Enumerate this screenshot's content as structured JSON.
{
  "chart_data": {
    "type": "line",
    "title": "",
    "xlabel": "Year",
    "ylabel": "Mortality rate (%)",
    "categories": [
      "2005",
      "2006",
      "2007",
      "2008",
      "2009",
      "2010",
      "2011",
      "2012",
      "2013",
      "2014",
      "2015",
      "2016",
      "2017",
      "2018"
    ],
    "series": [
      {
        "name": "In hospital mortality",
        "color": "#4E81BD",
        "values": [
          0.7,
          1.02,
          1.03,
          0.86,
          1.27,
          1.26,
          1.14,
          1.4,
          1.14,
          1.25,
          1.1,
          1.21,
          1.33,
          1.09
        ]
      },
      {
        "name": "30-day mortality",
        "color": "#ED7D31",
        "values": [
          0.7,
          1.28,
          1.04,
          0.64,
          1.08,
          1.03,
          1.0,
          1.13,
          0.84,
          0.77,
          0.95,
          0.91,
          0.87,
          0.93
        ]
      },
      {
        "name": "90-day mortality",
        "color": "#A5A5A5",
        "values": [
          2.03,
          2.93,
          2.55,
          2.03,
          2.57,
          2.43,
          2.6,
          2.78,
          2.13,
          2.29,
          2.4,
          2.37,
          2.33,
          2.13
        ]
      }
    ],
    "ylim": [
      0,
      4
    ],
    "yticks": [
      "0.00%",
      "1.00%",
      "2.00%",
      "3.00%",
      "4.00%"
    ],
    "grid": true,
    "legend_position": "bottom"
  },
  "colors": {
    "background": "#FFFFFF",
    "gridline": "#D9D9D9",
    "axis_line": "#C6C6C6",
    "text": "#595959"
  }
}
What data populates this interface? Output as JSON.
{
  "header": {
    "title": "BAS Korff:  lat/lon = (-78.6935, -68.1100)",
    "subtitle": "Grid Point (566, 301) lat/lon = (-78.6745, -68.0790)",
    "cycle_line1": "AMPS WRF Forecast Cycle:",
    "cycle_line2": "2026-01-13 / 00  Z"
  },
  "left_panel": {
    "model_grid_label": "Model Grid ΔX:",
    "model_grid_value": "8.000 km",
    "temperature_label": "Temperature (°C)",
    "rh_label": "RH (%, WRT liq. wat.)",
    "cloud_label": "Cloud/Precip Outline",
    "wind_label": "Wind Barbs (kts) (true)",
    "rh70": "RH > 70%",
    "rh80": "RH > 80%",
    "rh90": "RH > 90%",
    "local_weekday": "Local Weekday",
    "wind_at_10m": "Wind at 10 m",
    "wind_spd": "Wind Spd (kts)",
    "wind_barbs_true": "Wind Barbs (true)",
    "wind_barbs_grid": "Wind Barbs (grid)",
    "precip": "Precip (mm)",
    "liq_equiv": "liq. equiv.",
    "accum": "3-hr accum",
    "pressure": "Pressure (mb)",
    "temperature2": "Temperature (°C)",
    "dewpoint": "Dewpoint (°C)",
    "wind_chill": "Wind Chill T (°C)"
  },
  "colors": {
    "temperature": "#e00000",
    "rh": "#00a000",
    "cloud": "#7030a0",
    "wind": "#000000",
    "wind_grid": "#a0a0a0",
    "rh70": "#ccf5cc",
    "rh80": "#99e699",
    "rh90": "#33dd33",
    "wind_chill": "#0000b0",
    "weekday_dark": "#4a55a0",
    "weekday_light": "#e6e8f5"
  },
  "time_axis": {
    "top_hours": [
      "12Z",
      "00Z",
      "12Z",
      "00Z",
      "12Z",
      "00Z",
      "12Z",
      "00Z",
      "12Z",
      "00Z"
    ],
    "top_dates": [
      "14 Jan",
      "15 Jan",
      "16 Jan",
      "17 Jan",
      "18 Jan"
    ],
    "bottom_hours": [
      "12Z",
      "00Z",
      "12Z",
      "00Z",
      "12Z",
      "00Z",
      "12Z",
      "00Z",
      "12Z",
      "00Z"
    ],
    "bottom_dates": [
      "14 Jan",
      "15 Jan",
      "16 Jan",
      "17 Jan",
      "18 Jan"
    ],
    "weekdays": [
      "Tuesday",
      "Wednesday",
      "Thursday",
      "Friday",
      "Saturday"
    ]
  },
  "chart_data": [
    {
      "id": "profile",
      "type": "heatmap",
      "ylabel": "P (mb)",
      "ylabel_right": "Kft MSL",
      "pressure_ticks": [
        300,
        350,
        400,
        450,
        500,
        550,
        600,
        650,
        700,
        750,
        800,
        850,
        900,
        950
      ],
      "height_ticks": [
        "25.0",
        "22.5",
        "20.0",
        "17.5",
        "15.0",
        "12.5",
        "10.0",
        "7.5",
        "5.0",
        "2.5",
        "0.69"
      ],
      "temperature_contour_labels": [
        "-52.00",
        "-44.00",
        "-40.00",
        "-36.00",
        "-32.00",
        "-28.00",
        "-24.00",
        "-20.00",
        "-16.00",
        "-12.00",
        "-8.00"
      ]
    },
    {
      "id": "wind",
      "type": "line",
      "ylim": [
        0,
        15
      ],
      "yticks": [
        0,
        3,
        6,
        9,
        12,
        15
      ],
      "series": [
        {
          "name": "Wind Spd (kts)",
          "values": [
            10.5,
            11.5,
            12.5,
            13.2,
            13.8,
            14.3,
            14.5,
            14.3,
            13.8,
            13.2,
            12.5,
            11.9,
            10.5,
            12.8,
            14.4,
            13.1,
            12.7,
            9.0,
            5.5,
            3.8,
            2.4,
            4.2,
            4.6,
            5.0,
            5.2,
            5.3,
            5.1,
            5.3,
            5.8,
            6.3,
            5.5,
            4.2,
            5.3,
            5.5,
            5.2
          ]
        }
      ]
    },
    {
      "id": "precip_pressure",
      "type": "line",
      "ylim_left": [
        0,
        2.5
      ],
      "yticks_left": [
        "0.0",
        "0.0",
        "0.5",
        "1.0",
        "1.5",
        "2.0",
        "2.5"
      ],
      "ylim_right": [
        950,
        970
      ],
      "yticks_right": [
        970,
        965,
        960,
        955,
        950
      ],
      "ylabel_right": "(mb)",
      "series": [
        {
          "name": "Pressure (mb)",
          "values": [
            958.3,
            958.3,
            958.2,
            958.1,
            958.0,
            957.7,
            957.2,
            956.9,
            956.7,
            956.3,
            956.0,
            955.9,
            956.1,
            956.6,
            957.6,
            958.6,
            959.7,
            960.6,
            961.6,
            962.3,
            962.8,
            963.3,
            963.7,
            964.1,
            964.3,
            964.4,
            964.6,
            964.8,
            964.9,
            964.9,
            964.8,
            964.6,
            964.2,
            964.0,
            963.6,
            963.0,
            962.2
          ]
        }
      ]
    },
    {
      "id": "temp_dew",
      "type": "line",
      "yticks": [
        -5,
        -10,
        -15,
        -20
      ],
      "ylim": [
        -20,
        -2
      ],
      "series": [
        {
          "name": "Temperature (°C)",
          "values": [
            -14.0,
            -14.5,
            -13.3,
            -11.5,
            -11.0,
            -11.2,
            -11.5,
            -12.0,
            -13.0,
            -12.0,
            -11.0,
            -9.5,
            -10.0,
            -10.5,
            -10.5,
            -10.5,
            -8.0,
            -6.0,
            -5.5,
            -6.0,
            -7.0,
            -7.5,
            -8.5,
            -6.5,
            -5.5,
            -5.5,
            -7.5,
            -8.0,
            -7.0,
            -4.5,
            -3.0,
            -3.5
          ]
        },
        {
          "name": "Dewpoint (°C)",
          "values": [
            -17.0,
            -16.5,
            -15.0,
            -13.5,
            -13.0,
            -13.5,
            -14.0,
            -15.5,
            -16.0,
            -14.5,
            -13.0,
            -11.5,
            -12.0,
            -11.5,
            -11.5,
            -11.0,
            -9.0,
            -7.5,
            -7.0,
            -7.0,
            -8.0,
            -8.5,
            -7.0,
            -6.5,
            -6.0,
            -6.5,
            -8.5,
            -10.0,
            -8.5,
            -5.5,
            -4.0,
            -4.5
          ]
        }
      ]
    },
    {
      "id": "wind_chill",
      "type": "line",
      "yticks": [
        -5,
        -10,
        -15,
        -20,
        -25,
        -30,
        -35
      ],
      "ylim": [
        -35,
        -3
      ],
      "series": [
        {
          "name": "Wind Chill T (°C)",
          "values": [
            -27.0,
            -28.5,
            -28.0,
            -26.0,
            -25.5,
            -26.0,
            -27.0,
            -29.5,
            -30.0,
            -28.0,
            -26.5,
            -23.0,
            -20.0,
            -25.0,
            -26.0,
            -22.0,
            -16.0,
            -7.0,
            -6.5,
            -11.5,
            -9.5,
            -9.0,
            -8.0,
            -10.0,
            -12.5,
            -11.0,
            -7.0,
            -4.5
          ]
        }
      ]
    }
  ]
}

---+---

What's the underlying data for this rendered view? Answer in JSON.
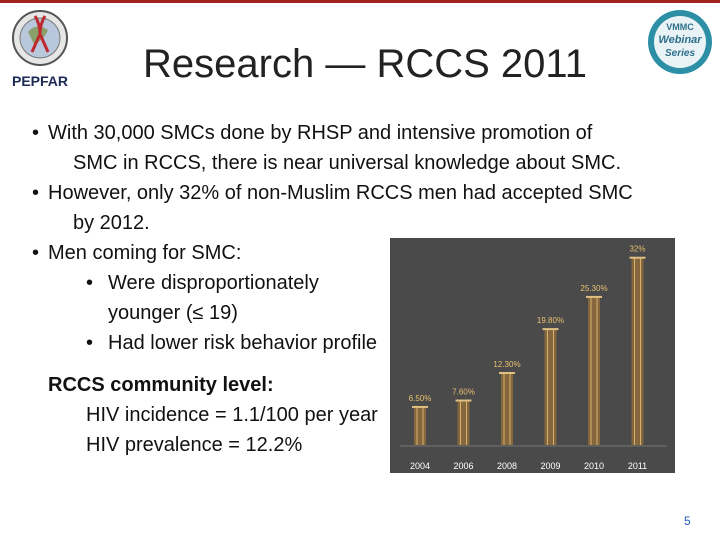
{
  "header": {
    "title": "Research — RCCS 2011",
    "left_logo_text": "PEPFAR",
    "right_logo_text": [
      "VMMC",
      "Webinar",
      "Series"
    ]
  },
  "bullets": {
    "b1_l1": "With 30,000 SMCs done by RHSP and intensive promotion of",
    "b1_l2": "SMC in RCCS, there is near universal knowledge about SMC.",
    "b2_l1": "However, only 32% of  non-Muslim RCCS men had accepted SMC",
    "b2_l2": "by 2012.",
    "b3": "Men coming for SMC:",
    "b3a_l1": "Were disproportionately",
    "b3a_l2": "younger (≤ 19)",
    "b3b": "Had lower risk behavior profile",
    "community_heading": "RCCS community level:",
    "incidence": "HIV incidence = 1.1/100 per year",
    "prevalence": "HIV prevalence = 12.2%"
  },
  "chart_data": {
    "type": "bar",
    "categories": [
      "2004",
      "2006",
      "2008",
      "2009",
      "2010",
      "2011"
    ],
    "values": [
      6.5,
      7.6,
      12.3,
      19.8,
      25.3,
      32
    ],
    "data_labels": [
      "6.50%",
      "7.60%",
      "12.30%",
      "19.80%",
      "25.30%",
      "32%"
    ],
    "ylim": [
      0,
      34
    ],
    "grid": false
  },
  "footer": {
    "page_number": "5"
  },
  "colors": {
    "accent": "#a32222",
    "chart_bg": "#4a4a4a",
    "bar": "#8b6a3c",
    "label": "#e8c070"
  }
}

---+---

STATED PROBLEM:
Report all lines of the data above that include the string "this".

SOLVED EXERCISE:
Enumerate this screenshot's content as structured JSON.
What data populates this interface? Output as JSON.
What's the underlying data for this rendered view? Answer in JSON.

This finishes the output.